Please determine how many lines of the material include the word "refresh", and respond with nothing but that number.

==*==

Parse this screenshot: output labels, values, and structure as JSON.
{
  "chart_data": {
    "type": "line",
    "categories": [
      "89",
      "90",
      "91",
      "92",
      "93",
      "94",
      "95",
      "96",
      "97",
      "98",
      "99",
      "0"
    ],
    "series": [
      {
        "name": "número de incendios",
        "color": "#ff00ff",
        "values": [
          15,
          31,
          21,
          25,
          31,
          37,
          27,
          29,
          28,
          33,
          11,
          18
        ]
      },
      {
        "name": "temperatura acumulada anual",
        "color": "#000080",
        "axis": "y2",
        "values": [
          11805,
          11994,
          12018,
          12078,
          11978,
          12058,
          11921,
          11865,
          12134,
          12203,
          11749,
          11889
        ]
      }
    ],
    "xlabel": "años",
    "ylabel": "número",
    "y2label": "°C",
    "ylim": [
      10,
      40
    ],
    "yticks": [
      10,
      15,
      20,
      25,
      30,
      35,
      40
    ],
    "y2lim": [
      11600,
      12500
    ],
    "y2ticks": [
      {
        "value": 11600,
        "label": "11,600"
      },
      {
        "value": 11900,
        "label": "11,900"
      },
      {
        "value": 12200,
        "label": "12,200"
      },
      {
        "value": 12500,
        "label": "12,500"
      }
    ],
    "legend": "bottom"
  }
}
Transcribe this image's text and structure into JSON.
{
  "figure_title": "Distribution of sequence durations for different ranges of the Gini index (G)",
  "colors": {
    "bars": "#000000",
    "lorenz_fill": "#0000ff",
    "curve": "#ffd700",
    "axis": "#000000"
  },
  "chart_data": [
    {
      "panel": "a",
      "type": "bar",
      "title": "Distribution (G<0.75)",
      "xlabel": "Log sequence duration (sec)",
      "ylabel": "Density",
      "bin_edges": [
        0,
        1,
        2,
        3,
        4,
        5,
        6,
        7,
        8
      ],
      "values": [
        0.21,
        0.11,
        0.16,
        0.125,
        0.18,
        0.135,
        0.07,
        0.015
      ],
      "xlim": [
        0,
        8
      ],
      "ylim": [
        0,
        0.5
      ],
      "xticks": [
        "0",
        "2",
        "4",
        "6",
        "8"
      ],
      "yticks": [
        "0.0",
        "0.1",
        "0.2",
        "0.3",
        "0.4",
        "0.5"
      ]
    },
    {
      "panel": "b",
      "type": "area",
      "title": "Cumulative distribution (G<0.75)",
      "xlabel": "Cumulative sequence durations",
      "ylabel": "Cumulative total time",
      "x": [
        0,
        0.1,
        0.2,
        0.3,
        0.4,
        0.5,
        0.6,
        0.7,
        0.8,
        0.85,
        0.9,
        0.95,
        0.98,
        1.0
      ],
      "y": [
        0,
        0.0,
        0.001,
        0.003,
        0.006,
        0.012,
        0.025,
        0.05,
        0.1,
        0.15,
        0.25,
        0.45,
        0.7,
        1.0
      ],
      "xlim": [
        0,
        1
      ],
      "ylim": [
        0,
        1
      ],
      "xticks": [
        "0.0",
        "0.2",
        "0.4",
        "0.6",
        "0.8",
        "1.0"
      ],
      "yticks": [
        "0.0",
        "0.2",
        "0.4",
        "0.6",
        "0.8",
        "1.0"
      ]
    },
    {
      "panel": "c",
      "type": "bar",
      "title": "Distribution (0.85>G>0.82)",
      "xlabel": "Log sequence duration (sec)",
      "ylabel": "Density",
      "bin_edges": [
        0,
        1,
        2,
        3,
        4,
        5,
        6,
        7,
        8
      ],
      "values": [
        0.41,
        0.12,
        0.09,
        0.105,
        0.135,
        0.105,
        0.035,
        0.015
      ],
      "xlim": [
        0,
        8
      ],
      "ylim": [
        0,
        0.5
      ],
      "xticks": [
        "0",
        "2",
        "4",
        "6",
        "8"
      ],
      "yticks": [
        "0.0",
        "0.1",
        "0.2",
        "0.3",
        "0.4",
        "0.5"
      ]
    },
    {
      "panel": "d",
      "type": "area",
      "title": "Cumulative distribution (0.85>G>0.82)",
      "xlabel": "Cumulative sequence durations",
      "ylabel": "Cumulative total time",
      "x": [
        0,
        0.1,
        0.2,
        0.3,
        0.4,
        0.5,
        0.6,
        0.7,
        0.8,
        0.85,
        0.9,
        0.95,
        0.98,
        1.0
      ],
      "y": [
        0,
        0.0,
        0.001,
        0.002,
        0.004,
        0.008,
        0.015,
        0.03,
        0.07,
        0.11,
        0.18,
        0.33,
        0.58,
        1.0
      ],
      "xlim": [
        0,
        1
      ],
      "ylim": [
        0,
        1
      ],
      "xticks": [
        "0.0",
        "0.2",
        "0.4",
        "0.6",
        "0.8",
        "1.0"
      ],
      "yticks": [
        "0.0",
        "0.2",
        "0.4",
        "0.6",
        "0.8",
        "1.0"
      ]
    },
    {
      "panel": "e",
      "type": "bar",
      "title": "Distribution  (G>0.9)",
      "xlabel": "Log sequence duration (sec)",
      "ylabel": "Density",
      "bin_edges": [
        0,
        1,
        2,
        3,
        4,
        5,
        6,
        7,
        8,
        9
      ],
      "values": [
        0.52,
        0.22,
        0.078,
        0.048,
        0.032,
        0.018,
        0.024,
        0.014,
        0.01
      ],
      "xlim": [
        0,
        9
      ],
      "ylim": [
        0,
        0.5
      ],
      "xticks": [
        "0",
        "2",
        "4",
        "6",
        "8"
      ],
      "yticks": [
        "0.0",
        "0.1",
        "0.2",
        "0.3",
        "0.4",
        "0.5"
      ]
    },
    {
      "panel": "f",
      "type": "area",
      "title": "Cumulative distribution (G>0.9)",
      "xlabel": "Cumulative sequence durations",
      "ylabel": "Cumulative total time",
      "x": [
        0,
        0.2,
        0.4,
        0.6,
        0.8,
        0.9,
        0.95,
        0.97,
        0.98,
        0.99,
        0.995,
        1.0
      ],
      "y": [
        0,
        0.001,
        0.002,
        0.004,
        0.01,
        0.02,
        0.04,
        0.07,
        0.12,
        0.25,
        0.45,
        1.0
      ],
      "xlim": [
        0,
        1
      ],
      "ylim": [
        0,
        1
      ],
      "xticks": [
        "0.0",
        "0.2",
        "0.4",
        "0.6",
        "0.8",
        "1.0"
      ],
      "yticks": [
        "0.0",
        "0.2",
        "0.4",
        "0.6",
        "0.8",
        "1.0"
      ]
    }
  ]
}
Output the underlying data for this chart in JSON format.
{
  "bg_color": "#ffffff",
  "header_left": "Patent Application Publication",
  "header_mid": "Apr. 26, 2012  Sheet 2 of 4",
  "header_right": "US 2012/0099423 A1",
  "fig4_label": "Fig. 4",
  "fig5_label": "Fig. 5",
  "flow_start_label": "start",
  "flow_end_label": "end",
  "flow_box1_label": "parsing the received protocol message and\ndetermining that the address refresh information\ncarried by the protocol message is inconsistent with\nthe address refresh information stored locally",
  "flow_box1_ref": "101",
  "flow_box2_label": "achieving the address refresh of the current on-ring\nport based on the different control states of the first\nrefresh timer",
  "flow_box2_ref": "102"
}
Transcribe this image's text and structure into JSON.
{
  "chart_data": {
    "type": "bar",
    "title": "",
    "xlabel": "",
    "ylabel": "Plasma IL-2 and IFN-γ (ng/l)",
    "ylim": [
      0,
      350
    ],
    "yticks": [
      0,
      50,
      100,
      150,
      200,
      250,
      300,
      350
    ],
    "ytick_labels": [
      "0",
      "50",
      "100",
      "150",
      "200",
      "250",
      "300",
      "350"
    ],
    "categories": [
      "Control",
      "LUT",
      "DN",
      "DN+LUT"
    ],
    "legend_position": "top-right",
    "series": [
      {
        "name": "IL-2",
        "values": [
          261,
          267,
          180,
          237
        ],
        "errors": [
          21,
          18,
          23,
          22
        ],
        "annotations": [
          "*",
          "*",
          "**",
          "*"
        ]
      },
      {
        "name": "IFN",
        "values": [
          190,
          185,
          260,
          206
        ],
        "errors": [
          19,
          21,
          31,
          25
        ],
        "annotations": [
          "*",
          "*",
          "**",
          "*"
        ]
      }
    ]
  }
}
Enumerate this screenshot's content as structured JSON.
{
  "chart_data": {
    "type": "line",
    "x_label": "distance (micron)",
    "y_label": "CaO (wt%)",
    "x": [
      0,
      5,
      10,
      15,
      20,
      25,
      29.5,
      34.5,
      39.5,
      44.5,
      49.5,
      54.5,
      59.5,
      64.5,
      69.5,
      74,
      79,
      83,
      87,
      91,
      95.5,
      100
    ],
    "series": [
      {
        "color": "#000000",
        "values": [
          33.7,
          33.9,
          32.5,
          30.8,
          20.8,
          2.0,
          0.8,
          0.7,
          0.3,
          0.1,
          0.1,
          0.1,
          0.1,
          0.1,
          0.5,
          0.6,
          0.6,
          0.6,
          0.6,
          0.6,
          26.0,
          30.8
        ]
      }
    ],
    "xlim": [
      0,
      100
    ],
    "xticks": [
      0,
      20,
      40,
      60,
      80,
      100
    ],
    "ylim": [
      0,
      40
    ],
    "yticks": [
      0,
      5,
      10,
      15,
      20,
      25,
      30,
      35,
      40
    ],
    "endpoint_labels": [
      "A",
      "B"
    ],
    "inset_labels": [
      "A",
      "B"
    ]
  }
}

==*==

THE REPLY: 2